▸ **EXERCISE DIRECTIONS**: Only a number is expected: how many lines in the data below contain the word "bottom".
┄┄┄┄┄┄
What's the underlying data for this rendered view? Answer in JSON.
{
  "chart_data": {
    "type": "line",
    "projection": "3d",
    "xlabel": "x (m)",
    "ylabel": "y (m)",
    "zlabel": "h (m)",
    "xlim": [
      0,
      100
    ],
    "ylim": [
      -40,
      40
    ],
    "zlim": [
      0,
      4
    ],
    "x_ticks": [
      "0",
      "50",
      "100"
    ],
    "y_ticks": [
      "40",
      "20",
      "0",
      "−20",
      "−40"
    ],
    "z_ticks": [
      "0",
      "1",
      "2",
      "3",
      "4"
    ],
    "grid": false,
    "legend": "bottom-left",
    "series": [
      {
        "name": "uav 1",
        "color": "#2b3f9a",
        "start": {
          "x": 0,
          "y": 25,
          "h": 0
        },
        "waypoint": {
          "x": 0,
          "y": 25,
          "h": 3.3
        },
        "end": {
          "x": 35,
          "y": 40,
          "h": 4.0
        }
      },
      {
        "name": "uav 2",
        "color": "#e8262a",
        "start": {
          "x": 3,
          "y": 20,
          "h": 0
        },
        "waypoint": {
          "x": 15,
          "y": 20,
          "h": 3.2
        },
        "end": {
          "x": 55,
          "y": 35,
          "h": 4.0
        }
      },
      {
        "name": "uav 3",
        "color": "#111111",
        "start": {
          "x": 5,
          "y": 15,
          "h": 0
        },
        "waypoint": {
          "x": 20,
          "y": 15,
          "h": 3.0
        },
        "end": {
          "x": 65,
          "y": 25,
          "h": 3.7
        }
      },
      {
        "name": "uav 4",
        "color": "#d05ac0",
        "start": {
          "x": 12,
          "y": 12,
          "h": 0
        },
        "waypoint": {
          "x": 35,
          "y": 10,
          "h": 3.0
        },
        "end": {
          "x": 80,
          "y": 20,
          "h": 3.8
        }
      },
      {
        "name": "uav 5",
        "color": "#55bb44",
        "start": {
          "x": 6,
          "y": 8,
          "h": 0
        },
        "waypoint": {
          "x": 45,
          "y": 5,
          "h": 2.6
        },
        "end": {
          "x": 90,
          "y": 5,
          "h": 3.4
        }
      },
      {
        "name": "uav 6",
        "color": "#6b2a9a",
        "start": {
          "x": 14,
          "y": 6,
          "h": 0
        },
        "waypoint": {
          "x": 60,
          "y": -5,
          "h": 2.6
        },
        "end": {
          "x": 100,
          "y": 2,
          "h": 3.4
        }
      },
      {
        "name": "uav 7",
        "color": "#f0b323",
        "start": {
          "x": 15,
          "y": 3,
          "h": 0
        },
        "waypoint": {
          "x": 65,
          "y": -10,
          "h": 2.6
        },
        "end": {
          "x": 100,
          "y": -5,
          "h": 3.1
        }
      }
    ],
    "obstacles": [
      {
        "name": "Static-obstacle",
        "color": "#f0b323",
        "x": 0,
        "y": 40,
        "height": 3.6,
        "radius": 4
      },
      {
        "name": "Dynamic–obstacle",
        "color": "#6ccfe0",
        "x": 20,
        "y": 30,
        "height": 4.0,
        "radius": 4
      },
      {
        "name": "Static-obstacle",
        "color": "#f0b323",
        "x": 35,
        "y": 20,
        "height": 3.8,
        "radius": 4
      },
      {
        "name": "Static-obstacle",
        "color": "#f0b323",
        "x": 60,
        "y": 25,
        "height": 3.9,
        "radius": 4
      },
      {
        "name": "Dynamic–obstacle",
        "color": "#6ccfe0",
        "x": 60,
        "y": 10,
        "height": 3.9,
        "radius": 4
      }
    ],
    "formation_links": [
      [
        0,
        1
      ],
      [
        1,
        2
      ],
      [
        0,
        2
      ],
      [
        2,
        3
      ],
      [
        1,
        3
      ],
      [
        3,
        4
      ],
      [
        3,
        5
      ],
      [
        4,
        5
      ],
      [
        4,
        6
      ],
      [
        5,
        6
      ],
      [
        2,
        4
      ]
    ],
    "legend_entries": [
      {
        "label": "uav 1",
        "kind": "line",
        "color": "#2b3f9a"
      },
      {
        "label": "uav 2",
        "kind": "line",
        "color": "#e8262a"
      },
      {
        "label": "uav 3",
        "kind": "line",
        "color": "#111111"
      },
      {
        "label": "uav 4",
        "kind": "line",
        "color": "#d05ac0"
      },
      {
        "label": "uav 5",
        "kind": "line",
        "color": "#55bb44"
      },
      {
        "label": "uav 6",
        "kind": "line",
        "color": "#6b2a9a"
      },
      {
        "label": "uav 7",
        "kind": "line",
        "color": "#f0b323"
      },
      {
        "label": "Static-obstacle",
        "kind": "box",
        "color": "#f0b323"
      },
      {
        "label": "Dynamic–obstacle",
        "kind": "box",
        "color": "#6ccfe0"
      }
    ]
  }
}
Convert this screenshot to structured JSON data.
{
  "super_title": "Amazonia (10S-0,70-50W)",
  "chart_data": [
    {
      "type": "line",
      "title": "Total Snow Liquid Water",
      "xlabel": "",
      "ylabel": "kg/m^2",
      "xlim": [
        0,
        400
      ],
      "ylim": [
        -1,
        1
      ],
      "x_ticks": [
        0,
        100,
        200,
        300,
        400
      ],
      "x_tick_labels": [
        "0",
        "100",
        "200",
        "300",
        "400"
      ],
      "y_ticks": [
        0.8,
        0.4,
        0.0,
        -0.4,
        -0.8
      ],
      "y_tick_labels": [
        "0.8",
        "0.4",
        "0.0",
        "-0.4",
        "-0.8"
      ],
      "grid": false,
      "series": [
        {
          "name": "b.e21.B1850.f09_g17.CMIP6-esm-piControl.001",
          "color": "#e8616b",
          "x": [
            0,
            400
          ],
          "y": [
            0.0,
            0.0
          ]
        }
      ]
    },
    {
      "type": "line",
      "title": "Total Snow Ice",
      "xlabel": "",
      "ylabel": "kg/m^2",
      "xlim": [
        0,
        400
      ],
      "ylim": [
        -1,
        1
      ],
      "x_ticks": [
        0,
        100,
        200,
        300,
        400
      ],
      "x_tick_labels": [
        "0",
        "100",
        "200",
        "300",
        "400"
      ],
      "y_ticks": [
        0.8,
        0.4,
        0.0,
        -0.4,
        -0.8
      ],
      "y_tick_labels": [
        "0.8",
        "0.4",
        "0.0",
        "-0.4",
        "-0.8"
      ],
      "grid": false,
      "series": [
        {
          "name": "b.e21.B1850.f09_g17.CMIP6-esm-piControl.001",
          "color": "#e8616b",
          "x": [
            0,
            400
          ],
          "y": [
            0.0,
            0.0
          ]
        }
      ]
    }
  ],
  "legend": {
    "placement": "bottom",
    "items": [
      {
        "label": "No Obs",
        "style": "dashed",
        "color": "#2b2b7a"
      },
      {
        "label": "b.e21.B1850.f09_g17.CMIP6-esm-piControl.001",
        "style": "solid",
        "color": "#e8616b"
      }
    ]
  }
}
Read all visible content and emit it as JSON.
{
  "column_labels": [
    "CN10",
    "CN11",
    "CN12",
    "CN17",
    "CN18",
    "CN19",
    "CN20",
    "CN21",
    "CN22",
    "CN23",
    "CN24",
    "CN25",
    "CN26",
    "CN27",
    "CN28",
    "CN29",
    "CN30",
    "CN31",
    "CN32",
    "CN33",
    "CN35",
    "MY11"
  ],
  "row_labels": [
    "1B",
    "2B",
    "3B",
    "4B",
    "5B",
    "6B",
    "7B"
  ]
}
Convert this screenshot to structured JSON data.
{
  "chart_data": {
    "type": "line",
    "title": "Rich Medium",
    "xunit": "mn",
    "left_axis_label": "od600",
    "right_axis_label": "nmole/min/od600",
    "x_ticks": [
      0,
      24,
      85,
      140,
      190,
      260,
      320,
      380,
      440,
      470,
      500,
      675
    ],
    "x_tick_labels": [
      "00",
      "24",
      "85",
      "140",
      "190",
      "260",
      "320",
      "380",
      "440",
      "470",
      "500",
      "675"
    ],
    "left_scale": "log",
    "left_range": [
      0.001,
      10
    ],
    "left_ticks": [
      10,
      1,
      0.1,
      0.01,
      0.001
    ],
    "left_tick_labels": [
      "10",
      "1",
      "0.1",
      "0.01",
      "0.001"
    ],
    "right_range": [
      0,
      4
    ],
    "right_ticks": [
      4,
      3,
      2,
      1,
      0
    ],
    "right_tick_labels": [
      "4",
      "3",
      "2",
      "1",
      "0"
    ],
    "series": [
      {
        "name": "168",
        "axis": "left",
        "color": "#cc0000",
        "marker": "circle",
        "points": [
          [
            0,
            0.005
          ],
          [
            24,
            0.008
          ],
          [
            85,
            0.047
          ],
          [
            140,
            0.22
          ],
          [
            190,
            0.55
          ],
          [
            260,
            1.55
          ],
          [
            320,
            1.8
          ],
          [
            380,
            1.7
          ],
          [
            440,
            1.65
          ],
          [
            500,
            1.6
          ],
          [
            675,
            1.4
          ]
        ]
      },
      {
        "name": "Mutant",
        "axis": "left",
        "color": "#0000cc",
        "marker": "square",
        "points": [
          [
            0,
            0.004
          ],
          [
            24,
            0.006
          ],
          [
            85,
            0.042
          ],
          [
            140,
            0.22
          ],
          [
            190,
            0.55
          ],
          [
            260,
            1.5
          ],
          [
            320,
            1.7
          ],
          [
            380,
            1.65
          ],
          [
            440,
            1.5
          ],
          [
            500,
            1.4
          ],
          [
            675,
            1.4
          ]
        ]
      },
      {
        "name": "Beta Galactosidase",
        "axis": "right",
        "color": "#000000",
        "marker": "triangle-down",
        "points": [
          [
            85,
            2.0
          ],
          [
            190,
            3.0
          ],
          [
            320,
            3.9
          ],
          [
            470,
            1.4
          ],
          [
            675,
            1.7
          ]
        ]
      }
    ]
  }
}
┄┄┄┄┄┄
▸ **FINISHED TASK**: 2